[Collected data]
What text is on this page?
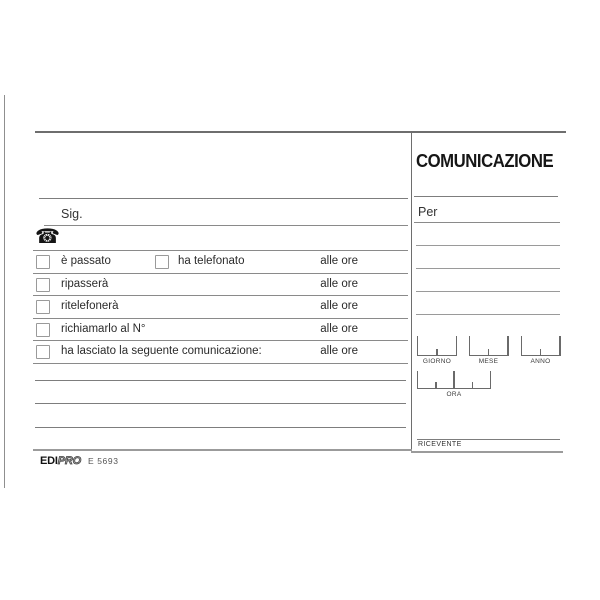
Sig.
☎
è passato	ha telefonato	alle ore
ripasserà	alle ore
ritelefonerà	alle ore
richiamarlo al N°	alle ore
ha lasciato la seguente comunicazione:	alle ore
COMUNICAZIONE
Per
GIORNO	MESE	ANNO
ORA
RICEVENTE
EDIPRO E 5693
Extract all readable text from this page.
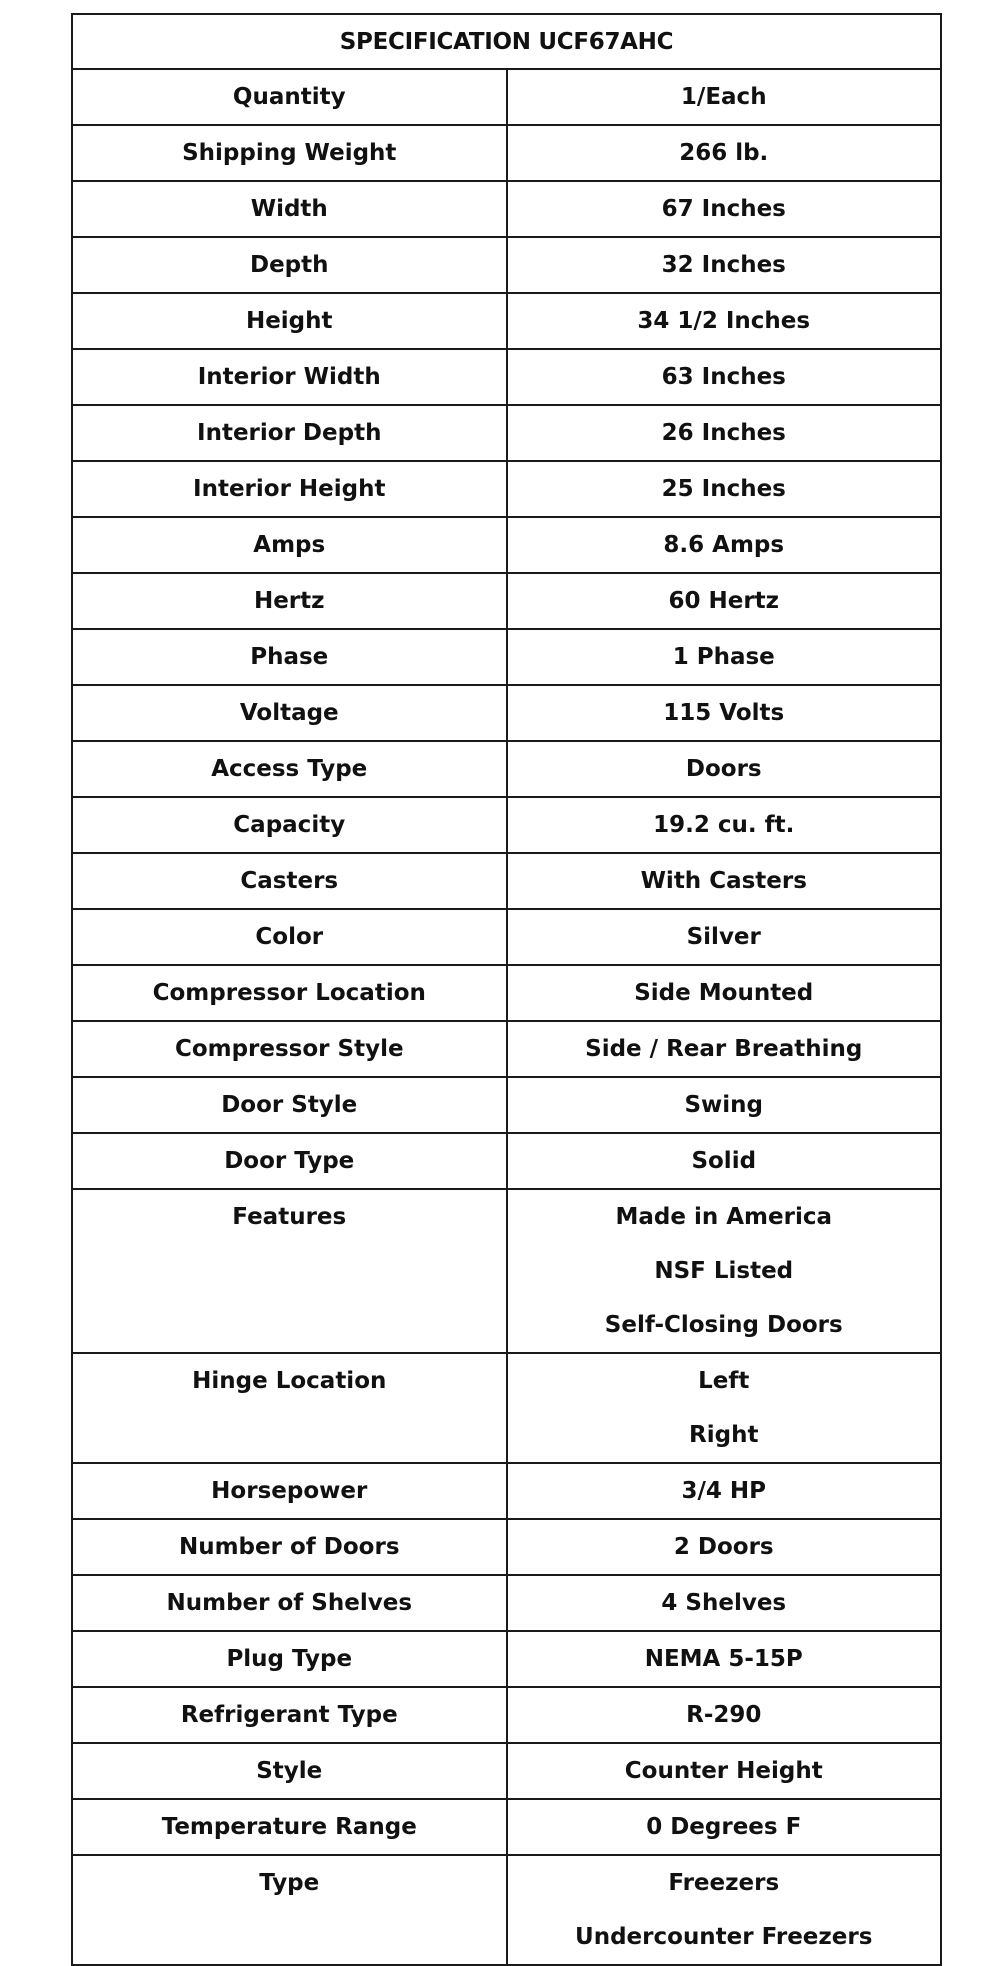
SPECIFICATION UCF67AHC	

Quantity	1/Each

Shipping Weight	266 lb.

Width	67 Inches

Depth	32 Inches

Height	34 1/2 Inches

Interior Width	63 Inches

Interior Depth	26 Inches

Interior Height	25 Inches

Amps	8.6 Amps

Hertz	60 Hertz

Phase	1 Phase

Voltage	115 Volts

Access Type	Doors

Capacity	19.2 cu. ft.

Casters	With Casters

Color	Silver

Compressor Location	Side Mounted

Compressor Style	Side / Rear Breathing

Door Style	Swing

Door Type	Solid

Features	Made in America
NSF Listed
Self-Closing Doors

Hinge Location	Left
Right

Horsepower	3/4 HP

Number of Doors	2 Doors

Number of Shelves	4 Shelves

Plug Type	NEMA 5-15P

Refrigerant Type	R-290

Style	Counter Height

Temperature Range	0 Degrees F

Type	Freezers
Undercounter Freezers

- **GIVEN TASK**
Every line of the listing that holds "Width" should be found and copied.

- **OUTPUT OF THE EXERCISE**
Width	67 Inches
Interior Width	63 Inches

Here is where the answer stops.